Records

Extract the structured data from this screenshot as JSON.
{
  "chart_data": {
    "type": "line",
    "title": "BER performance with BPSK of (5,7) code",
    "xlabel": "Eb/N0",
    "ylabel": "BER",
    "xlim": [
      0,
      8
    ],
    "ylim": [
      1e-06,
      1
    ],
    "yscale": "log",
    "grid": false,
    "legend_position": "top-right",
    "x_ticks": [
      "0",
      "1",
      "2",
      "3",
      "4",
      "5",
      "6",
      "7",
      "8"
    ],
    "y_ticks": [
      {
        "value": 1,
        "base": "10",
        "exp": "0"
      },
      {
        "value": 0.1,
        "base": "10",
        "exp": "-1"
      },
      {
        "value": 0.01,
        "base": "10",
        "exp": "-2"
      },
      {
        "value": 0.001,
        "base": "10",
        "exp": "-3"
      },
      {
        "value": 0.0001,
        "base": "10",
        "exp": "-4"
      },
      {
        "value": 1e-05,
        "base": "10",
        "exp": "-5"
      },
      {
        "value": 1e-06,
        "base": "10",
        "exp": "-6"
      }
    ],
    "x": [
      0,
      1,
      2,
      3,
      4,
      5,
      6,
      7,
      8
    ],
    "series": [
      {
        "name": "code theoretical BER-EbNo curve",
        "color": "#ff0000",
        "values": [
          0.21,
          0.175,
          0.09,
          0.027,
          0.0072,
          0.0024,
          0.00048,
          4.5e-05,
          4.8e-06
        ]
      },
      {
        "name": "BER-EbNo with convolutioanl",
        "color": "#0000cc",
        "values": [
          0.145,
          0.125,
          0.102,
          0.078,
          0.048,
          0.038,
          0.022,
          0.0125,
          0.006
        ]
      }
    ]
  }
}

Do this
Go through the records above and retype each one exactly.

Solution to the exercise
Extract the structured data from this screenshot as JSON.
{
  "chart_data": {
    "type": "line",
    "title": "BER performance with BPSK of (5,7) code",
    "xlabel": "Eb/N0",
    "ylabel": "BER",
    "xlim": [
      0,
      8
    ],
    "ylim": [
      1e-06,
      1
    ],
    "yscale": "log",
    "grid": false,
    "legend_position": "top-right",
    "x_ticks": [
      "0",
      "1",
      "2",
      "3",
      "4",
      "5",
      "6",
      "7",
      "8"
    ],
    "y_ticks": [
      {
        "value": 1,
        "base": "10",
        "exp": "0"
      },
      {
        "value": 0.1,
        "base": "10",
        "exp": "-1"
      },
      {
        "value": 0.01,
        "base": "10",
        "exp": "-2"
      },
      {
        "value": 0.001,
        "base": "10",
        "exp": "-3"
      },
      {
        "value": 0.0001,
        "base": "10",
        "exp": "-4"
      },
      {
        "value": 1e-05,
        "base": "10",
        "exp": "-5"
      },
      {
        "value": 1e-06,
        "base": "10",
        "exp": "-6"
      }
    ],
    "x": [
      0,
      1,
      2,
      3,
      4,
      5,
      6,
      7,
      8
    ],
    "series": [
      {
        "name": "code theoretical BER-EbNo curve",
        "color": "#ff0000",
        "values": [
          0.21,
          0.175,
          0.09,
          0.027,
          0.0072,
          0.0024,
          0.00048,
          4.5e-05,
          4.8e-06
        ]
      },
      {
        "name": "BER-EbNo with convolutioanl",
        "color": "#0000cc",
        "values": [
          0.145,
          0.125,
          0.102,
          0.078,
          0.048,
          0.038,
          0.022,
          0.0125,
          0.006
        ]
      }
    ]
  }
}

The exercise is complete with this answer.